> [EXERCISE DIRECTIONS] Work out the number of lines in the listing that include the string "TradingView". Reply with that number alone.

[Figure collection entries]

* Start *

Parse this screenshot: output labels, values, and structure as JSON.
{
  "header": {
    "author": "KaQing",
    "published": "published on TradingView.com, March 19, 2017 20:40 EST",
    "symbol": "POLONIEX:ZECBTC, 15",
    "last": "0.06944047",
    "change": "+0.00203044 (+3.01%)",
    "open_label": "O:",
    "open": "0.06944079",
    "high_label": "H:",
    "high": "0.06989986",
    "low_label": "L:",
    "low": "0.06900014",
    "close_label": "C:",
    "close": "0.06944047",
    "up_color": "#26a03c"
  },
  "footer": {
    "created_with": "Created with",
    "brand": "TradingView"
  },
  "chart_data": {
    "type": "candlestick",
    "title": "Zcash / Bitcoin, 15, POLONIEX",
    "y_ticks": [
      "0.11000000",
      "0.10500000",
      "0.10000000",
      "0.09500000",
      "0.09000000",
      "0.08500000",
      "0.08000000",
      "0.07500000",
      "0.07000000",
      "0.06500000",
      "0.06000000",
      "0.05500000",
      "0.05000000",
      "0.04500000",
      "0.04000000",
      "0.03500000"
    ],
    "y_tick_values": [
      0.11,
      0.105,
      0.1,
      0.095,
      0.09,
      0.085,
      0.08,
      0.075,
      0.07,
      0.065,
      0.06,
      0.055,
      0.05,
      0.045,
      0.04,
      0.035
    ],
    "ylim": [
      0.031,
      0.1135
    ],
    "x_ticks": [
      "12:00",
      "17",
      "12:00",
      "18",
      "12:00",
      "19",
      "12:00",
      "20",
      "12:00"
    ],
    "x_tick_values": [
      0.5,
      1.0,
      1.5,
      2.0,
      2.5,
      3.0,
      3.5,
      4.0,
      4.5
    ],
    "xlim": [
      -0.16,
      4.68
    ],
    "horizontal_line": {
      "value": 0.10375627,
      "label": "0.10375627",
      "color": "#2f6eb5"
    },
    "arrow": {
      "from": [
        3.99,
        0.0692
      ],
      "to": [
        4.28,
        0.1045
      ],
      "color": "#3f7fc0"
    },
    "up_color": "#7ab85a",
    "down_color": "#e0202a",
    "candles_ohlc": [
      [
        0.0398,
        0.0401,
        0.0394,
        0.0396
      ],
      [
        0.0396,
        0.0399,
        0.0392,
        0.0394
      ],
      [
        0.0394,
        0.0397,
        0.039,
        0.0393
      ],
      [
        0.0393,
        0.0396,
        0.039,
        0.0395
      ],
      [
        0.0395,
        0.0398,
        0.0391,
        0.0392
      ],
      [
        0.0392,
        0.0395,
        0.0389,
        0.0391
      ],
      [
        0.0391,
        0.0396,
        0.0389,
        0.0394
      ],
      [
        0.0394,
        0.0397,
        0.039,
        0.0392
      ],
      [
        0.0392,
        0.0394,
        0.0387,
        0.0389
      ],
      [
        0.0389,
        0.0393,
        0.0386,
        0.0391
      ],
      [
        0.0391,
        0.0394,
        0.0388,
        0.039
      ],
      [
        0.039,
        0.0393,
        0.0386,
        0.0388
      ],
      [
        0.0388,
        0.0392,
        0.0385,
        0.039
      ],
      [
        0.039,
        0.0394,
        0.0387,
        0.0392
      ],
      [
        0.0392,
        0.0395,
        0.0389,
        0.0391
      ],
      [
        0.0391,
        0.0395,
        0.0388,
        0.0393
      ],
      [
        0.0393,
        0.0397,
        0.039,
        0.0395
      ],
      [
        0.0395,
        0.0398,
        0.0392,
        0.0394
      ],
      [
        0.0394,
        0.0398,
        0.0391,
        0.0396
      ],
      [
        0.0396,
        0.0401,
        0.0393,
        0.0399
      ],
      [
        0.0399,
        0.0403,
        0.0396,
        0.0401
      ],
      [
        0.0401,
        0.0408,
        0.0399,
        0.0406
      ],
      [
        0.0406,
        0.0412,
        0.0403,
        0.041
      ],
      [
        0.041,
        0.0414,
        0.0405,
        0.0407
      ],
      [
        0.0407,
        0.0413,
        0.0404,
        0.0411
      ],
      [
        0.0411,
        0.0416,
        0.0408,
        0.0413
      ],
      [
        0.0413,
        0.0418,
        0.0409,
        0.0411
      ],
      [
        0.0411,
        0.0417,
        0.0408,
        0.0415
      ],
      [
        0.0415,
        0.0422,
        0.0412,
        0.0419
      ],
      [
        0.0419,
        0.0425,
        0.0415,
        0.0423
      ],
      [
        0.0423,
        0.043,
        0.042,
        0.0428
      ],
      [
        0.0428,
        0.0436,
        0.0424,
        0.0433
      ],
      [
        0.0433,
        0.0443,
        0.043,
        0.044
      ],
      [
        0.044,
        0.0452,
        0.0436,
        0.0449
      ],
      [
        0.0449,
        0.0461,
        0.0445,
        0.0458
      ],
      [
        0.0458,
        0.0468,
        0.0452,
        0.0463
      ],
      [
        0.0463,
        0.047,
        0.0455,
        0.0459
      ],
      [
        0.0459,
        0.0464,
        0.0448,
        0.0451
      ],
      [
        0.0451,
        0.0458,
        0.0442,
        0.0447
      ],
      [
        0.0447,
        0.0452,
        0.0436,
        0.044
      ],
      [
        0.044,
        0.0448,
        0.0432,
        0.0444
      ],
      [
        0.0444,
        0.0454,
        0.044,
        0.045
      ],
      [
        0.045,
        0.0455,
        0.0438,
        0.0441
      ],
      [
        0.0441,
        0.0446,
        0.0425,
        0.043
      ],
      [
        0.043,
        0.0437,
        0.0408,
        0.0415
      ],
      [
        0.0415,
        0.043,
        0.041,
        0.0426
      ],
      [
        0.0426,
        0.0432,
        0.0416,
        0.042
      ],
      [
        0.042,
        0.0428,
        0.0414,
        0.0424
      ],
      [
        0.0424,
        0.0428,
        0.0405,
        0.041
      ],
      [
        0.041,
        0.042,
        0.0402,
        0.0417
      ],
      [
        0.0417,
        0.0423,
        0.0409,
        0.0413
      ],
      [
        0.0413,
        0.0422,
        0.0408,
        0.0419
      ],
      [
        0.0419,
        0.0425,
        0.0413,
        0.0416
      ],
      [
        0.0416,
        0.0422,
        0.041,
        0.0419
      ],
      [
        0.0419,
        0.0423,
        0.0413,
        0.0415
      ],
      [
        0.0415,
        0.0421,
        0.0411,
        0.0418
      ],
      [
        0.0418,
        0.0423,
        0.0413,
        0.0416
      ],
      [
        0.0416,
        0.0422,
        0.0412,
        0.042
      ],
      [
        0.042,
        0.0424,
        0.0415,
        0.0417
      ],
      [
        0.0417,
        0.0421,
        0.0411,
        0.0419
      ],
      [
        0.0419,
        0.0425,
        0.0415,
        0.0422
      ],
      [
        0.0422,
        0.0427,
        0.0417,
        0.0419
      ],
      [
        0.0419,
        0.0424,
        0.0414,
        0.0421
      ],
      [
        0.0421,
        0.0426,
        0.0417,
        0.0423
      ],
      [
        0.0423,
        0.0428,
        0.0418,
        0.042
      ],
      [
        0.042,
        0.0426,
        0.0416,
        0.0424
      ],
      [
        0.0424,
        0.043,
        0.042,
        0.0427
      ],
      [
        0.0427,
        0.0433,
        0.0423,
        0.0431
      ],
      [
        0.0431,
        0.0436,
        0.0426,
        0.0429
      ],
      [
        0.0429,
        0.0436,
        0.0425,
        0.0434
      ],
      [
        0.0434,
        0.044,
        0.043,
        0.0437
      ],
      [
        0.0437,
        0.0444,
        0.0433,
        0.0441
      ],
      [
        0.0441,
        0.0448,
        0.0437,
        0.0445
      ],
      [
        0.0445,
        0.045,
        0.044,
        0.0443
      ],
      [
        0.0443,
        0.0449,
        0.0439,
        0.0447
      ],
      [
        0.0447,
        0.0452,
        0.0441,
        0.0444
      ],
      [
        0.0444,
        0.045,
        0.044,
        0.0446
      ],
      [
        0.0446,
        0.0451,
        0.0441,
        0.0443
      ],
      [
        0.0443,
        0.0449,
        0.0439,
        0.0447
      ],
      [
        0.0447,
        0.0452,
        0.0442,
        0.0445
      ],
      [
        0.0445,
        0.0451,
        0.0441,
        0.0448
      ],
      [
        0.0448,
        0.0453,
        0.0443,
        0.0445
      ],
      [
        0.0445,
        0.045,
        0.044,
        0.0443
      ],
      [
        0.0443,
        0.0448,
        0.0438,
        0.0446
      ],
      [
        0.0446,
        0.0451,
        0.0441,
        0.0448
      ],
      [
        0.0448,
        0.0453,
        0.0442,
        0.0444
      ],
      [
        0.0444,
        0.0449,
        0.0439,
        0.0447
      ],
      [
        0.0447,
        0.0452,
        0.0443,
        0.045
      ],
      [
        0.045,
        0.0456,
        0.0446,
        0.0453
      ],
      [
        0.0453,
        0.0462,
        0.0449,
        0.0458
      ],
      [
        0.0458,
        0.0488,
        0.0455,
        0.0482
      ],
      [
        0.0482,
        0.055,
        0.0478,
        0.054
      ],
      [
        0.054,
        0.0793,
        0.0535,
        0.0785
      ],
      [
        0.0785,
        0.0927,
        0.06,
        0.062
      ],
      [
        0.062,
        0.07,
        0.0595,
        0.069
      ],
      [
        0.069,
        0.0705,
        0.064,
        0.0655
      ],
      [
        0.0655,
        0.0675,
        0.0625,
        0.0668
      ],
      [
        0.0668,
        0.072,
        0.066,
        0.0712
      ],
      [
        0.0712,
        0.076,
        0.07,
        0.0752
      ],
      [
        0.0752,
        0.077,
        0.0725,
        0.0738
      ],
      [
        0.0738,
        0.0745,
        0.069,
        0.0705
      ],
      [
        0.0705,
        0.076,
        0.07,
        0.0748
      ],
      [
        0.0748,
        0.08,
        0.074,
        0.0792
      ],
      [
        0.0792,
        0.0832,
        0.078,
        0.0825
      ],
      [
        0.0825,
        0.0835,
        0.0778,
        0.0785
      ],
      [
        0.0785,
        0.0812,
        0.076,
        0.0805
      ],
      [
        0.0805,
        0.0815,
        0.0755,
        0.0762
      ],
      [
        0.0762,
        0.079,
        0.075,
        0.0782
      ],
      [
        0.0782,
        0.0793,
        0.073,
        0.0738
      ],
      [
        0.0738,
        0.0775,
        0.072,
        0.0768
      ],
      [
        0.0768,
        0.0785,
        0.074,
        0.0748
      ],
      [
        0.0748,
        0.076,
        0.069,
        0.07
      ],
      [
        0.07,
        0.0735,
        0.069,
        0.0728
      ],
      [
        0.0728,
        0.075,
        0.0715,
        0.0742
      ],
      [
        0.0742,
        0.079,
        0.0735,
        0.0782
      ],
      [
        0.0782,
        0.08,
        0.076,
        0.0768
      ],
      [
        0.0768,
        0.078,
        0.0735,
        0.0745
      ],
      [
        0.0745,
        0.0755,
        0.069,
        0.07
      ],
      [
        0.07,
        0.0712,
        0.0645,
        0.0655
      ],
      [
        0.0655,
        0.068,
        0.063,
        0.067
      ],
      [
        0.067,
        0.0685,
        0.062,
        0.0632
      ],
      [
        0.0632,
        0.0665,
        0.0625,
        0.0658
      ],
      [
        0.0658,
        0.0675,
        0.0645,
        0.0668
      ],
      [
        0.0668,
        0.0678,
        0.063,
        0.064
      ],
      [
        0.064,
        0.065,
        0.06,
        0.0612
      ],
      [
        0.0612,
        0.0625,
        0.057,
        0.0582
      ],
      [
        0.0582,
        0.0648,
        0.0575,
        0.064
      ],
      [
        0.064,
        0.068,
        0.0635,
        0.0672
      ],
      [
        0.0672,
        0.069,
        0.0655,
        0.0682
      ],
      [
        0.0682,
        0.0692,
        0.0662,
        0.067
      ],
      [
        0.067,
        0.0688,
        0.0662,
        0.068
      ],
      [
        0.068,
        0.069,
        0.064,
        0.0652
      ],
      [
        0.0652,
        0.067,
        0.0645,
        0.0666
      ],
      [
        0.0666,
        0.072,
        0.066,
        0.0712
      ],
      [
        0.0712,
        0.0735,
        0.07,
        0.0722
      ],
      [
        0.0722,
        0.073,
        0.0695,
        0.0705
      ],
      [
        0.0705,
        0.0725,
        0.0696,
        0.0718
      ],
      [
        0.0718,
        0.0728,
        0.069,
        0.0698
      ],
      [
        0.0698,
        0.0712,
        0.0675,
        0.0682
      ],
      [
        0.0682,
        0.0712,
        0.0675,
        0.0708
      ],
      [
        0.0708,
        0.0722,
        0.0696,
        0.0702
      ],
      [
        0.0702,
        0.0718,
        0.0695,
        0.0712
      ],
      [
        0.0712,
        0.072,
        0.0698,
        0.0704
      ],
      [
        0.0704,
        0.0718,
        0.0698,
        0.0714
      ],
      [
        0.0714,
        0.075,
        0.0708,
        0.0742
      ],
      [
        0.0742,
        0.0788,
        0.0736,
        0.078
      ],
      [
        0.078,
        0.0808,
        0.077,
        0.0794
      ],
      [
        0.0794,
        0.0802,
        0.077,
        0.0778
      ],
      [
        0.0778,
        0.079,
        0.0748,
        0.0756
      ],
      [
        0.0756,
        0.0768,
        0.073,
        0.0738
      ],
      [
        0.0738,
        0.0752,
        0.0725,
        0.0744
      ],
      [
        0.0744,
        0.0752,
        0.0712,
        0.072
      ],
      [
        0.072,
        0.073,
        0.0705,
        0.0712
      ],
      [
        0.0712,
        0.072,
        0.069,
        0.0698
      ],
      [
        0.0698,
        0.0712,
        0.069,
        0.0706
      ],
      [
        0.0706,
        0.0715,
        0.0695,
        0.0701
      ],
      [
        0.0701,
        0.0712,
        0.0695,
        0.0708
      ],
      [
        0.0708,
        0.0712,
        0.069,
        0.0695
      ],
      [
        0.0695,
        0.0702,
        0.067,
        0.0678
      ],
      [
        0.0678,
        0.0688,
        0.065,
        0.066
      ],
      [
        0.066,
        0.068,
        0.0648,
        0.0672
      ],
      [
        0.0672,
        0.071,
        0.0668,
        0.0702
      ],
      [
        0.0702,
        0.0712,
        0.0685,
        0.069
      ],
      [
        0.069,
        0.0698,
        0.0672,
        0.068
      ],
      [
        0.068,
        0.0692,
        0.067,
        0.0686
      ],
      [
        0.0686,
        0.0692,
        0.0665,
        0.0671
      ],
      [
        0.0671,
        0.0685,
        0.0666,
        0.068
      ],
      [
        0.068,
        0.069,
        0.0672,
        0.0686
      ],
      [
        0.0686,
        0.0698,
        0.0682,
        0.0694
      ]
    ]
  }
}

* End *

> [TASK SOLUTION] 2